PROBLEM DESCRIPTION: Take the line containing "Enumerate this chart's" through the last line of the data and retype those lines exactly. Pictures do not belong in the copy.

LISTED ENTRIES:
--*--

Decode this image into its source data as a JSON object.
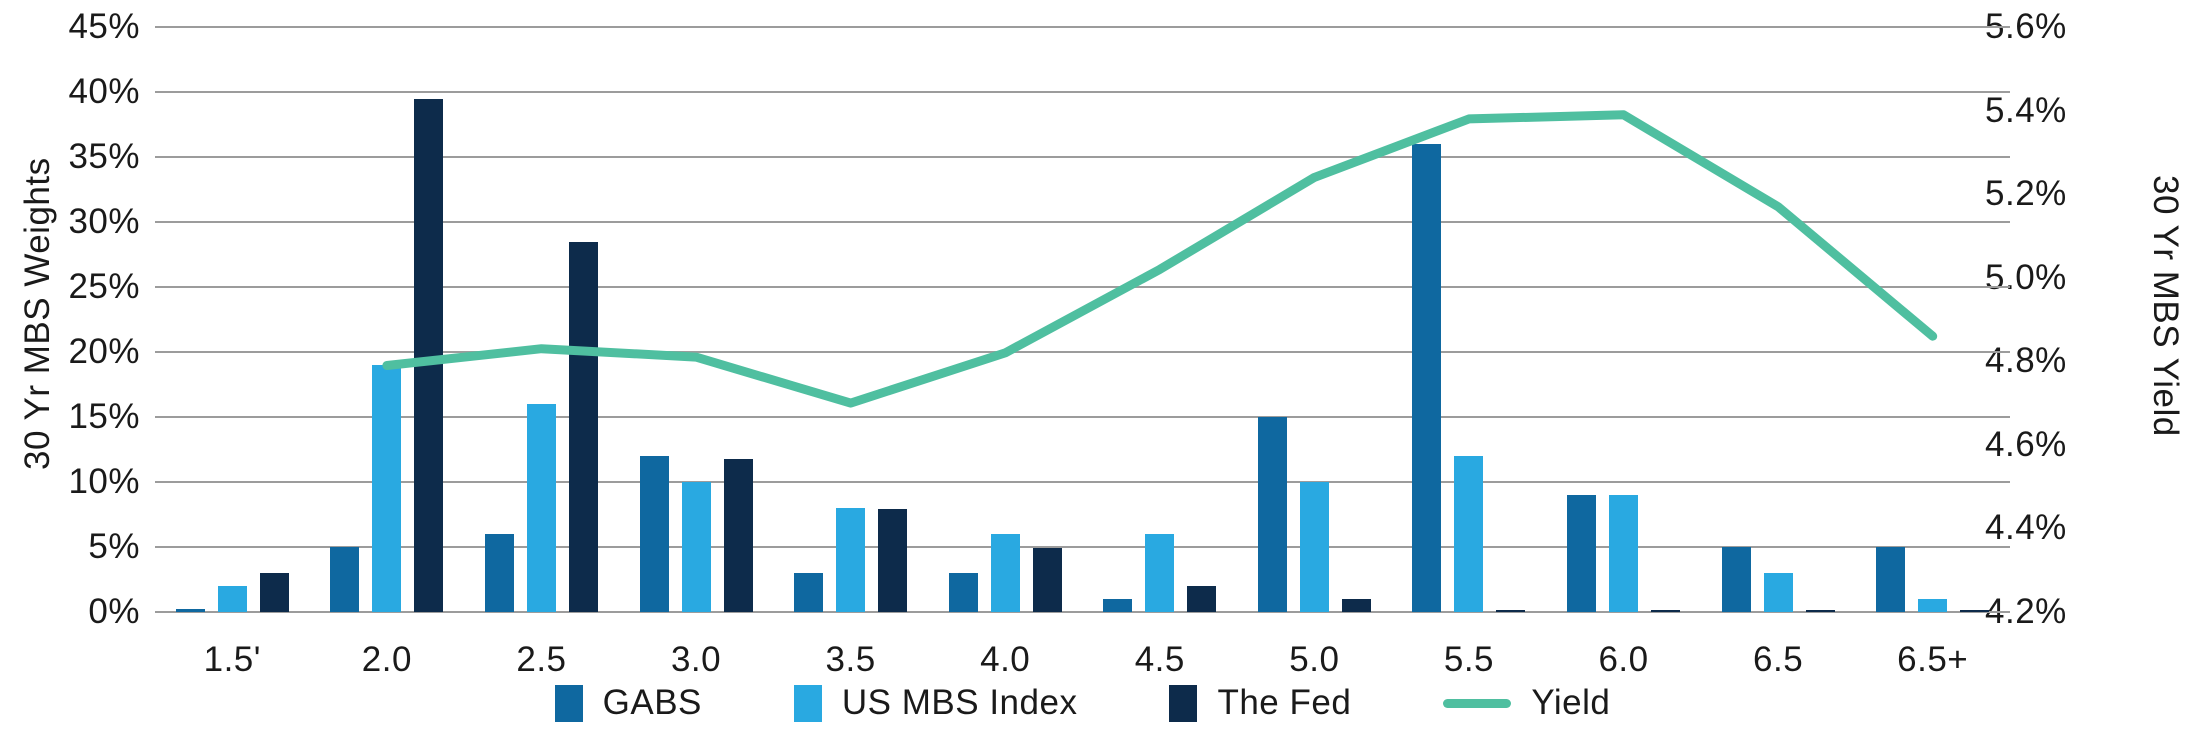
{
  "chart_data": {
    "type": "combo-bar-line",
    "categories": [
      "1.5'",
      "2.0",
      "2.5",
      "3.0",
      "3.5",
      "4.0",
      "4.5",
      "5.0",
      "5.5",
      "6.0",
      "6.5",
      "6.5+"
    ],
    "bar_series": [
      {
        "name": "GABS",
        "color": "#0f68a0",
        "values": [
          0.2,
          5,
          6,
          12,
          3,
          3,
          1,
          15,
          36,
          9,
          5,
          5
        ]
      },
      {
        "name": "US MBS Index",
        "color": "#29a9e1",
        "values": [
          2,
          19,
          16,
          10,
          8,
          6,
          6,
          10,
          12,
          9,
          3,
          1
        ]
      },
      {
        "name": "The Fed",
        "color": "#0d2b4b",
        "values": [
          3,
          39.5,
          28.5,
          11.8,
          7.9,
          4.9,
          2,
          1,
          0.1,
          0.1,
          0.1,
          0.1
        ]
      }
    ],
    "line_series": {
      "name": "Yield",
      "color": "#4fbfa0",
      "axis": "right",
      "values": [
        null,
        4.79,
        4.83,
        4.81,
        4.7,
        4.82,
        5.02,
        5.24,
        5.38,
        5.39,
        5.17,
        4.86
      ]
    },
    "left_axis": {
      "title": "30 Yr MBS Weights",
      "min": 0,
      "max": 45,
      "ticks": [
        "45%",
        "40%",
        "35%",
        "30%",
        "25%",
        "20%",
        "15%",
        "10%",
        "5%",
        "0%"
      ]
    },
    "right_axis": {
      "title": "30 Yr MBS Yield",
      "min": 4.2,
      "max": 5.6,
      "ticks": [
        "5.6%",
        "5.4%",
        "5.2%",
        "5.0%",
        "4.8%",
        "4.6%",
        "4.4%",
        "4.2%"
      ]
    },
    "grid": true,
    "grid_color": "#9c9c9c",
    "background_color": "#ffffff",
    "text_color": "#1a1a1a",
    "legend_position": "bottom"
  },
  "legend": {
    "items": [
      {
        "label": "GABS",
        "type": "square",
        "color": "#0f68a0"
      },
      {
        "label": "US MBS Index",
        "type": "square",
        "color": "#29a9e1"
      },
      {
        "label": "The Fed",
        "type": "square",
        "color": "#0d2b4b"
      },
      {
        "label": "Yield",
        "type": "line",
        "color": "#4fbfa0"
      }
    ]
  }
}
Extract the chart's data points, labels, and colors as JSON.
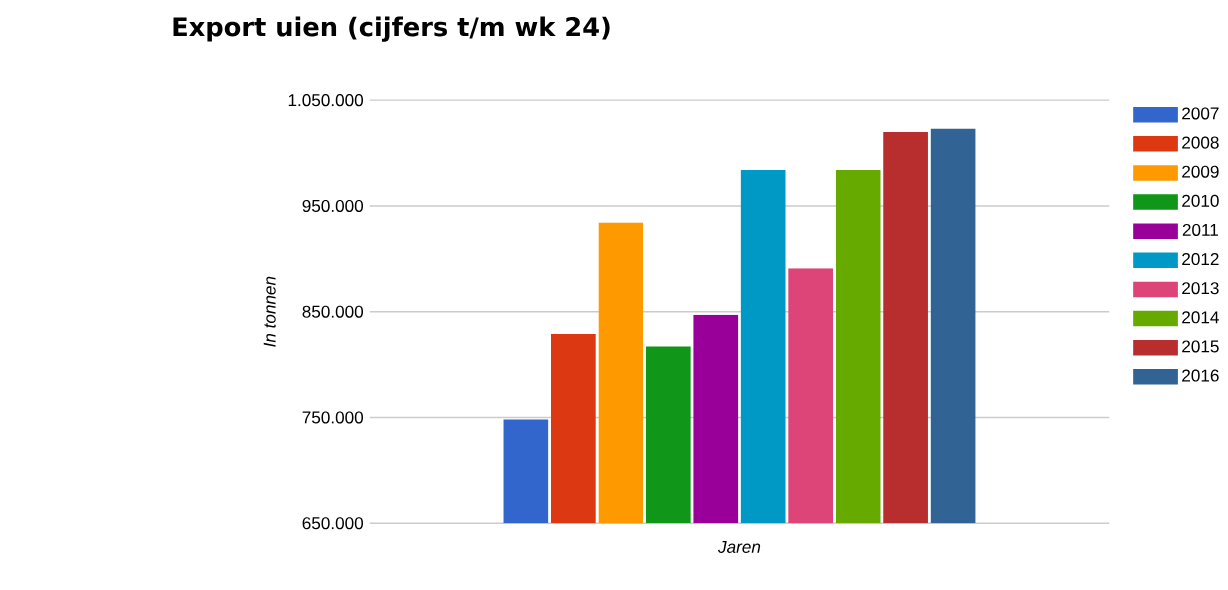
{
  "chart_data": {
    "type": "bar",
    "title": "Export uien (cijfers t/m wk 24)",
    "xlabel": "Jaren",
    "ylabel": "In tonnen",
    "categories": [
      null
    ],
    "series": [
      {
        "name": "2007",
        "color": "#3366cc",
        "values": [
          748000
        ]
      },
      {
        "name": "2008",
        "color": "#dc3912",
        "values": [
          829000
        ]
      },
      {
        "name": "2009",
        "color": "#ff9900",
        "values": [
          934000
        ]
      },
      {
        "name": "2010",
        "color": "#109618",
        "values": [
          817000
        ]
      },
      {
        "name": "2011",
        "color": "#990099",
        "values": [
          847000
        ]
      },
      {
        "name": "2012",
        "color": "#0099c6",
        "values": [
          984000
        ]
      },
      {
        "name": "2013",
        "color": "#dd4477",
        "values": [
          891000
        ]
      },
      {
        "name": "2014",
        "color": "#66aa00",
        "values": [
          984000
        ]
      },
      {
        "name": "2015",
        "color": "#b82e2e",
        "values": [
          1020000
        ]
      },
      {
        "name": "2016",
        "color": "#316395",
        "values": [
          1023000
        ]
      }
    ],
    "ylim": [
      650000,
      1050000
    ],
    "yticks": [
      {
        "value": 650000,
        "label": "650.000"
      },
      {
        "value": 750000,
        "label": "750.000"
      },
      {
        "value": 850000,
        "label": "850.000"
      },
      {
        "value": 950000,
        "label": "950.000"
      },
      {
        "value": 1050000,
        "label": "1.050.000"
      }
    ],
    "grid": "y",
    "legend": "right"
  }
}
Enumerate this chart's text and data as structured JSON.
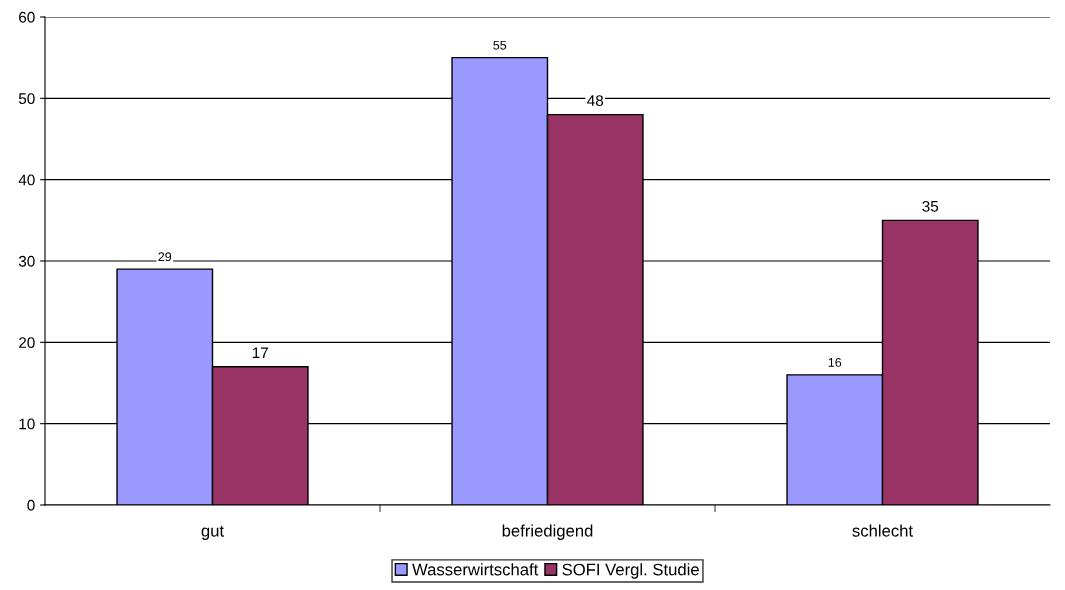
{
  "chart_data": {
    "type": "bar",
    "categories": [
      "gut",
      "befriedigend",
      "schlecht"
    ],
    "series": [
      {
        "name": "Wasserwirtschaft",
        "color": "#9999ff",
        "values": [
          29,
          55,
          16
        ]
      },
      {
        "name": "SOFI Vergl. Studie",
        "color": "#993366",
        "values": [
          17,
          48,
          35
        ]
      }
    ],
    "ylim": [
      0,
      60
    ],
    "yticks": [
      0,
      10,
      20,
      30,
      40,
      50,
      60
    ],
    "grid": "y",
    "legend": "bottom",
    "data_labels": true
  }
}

--*--

RESPONSE:
Enumerate this chart's text and data as structured JSON.
{
  "chart_data": {
    "type": "bar",
    "categories": [
      "gut",
      "befriedigend",
      "schlecht"
    ],
    "series": [
      {
        "name": "Wasserwirtschaft",
        "color": "#9999ff",
        "values": [
          29,
          55,
          16
        ]
      },
      {
        "name": "SOFI Vergl. Studie",
        "color": "#993366",
        "values": [
          17,
          48,
          35
        ]
      }
    ],
    "ylim": [
      0,
      60
    ],
    "yticks": [
      0,
      10,
      20,
      30,
      40,
      50,
      60
    ],
    "grid": "y",
    "legend": "bottom",
    "data_labels": true
  }
}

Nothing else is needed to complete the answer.